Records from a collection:
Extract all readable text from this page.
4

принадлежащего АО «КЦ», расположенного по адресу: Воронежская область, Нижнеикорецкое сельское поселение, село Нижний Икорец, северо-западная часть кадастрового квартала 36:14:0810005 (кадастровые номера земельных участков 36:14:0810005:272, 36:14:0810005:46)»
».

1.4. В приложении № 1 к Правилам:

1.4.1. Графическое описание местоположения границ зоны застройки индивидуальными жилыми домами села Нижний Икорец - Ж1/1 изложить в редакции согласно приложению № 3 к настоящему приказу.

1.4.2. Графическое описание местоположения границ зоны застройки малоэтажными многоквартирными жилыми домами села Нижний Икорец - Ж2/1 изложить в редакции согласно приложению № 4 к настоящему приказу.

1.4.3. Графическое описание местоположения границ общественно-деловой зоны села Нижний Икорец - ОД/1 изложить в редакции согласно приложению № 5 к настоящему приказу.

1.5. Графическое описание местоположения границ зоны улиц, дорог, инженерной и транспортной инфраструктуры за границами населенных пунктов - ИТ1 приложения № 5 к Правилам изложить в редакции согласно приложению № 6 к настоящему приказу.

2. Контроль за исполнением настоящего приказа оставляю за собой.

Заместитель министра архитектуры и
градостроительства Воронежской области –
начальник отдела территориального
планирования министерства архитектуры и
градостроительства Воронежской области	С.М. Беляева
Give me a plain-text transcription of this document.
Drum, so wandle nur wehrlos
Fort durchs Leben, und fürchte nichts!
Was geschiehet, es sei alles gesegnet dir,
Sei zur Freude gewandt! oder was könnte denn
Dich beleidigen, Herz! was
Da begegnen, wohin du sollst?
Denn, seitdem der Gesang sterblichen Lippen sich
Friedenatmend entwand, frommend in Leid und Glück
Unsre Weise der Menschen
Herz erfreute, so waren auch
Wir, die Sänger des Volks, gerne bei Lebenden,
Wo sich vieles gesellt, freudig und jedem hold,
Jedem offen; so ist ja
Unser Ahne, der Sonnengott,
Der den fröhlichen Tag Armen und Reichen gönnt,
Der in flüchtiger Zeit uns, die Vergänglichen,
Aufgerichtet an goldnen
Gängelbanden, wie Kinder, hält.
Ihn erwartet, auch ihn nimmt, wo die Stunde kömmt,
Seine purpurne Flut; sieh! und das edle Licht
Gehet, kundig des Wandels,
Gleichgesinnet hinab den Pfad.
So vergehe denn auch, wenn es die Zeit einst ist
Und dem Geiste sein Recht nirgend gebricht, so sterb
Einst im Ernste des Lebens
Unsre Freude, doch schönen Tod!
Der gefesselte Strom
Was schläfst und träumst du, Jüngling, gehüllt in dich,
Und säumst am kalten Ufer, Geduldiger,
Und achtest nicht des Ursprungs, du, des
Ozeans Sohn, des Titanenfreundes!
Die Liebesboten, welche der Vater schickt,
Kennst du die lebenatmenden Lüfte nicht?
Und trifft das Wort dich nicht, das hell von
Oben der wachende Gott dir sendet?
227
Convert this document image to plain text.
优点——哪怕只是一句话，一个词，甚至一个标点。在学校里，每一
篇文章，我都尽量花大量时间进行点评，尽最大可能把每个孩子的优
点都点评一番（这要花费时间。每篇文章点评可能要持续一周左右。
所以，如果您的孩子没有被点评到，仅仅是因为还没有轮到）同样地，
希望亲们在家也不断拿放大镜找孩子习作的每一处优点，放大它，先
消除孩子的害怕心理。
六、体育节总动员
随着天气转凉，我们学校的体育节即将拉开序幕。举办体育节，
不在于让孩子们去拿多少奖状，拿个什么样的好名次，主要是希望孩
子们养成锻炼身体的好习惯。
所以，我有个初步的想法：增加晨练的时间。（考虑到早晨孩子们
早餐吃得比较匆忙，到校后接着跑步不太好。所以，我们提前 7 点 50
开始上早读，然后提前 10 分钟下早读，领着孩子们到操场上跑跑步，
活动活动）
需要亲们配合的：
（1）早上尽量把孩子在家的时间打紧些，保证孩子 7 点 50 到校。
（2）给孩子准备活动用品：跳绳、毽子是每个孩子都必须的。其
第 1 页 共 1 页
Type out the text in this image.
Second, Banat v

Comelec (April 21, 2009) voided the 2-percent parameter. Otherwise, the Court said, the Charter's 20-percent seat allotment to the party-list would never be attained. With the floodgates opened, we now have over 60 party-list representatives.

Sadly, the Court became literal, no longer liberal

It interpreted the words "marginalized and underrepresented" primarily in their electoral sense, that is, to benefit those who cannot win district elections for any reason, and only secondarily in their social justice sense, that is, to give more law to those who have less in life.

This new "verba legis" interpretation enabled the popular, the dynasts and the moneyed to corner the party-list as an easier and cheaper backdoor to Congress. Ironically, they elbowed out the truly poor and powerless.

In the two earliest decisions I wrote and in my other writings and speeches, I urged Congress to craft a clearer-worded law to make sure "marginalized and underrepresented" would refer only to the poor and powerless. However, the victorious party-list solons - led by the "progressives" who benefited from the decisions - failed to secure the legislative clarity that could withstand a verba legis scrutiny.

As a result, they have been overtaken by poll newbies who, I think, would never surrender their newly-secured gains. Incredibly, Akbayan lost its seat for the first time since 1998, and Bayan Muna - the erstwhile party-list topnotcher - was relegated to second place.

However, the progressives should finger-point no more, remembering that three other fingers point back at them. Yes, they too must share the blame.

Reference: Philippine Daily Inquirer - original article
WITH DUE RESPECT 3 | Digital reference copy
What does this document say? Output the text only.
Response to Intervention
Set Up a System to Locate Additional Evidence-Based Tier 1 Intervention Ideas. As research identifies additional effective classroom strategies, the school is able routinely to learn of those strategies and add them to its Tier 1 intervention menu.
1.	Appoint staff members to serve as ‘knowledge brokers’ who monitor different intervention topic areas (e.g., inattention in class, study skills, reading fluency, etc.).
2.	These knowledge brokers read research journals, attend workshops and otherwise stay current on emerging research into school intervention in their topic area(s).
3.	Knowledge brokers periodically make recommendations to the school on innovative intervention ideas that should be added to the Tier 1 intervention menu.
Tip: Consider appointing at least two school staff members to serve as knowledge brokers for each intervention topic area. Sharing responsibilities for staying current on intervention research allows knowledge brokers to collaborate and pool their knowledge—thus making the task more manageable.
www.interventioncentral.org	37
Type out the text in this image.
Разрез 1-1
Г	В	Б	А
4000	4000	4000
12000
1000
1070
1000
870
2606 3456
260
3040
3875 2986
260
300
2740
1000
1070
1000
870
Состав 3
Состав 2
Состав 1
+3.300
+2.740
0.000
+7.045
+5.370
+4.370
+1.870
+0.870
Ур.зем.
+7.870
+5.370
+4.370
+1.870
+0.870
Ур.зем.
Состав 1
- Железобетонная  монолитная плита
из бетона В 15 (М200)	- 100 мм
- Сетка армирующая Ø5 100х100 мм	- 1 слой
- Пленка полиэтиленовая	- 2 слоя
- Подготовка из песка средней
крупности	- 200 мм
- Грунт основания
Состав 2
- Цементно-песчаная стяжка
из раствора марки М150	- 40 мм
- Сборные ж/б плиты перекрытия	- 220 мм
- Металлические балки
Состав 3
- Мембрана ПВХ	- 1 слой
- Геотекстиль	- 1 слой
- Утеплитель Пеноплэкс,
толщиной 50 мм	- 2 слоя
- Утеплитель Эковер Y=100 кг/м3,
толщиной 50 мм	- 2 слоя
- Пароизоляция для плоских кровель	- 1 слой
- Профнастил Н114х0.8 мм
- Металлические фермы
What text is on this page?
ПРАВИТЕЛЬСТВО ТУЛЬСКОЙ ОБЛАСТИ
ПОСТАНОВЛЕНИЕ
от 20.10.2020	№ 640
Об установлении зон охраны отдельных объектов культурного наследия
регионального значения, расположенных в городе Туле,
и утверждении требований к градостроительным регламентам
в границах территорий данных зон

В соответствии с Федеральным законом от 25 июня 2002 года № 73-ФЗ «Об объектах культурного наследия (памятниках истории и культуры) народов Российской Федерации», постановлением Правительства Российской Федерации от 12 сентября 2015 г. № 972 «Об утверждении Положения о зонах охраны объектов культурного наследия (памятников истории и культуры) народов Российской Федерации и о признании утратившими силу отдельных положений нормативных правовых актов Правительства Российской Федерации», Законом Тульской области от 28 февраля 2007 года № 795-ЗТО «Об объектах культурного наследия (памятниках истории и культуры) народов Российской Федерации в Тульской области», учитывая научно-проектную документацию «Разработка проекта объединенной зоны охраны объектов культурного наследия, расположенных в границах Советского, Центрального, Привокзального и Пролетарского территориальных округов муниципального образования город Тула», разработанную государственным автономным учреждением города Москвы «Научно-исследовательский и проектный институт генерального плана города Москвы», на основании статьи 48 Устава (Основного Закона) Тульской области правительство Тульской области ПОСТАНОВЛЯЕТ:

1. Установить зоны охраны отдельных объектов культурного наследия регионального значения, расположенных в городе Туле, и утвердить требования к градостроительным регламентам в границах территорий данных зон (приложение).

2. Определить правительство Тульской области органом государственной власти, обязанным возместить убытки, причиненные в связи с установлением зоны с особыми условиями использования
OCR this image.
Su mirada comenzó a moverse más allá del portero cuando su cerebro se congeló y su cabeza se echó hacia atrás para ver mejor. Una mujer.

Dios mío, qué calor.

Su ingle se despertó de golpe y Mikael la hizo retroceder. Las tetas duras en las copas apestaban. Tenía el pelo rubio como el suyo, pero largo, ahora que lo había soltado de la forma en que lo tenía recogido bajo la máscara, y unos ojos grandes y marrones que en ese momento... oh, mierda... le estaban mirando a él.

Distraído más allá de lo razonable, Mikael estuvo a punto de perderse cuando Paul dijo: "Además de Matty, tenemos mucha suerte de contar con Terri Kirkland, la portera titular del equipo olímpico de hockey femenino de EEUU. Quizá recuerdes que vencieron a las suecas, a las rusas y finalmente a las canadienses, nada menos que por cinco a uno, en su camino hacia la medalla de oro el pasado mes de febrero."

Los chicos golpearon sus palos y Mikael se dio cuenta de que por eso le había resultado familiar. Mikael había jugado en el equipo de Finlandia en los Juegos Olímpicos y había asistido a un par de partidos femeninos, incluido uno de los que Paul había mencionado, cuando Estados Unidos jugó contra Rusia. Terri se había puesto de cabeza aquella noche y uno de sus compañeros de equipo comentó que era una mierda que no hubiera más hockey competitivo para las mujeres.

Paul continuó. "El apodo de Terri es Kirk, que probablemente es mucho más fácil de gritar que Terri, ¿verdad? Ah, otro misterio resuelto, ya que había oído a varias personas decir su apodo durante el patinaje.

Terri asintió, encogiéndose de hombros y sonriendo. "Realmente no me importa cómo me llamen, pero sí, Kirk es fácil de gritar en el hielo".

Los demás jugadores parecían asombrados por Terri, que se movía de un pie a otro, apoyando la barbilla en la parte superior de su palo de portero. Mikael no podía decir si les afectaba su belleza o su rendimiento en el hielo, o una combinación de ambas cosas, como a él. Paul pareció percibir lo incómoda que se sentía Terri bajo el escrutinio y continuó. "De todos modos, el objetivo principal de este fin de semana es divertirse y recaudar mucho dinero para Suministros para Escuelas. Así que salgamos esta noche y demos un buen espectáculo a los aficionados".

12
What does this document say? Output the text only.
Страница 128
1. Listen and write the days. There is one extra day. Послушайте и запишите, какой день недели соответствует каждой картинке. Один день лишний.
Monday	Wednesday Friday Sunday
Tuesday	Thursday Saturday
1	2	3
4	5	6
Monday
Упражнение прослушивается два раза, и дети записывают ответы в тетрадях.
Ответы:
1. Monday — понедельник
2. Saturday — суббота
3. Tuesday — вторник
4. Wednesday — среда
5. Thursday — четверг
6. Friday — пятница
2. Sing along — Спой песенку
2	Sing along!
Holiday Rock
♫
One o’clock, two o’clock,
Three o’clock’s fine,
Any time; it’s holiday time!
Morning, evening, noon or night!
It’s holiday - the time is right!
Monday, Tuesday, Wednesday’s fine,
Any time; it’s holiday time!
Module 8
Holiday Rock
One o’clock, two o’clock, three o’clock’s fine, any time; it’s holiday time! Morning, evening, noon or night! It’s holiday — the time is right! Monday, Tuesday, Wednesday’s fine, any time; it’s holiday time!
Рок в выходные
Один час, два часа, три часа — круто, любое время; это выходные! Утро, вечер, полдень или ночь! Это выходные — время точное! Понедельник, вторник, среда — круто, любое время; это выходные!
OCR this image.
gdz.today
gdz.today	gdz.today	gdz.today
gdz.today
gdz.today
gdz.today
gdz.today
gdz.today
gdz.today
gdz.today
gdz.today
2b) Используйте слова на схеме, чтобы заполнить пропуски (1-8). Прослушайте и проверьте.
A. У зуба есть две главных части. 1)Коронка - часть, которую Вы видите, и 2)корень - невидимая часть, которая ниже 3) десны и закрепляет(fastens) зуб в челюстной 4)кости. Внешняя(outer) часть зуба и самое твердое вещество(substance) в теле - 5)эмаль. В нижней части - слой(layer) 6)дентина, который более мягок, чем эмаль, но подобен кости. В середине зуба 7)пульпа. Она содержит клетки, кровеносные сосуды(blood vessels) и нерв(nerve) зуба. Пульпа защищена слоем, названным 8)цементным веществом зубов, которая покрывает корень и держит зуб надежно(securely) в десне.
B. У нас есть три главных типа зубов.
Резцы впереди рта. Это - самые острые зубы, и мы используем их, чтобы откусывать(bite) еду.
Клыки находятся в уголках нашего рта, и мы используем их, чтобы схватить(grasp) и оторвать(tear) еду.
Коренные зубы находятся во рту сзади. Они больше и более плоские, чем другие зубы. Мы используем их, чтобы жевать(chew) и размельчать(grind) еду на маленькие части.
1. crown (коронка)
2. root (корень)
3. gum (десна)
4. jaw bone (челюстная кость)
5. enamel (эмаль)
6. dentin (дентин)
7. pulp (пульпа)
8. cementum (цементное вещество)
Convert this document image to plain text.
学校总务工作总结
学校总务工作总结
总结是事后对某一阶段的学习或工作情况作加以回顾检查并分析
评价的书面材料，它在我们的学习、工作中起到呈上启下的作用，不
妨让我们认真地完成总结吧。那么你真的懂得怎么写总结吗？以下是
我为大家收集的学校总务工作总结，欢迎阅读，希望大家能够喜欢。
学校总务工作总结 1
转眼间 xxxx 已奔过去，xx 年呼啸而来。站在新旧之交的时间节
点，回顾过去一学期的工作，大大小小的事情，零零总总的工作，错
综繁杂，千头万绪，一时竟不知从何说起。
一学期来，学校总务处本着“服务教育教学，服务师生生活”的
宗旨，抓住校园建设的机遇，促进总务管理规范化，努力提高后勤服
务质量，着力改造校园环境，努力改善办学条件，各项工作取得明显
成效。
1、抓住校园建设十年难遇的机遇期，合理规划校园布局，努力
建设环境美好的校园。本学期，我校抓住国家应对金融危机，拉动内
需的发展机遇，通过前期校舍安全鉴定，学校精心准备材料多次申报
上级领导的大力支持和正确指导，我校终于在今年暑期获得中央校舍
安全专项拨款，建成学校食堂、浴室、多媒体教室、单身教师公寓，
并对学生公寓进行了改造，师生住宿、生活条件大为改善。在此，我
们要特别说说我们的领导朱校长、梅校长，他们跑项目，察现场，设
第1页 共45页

Directions for this task
Show each line of the listing that holds the string "вторник".

The completed task
3. Tuesday — вторник
Один час, два часа, три часа — круто, любое время; это выходные! Утро, вечер, полдень или ночь! Это выходные — время точное! Понедельник, вторник, среда — круто, любое время; это выходные!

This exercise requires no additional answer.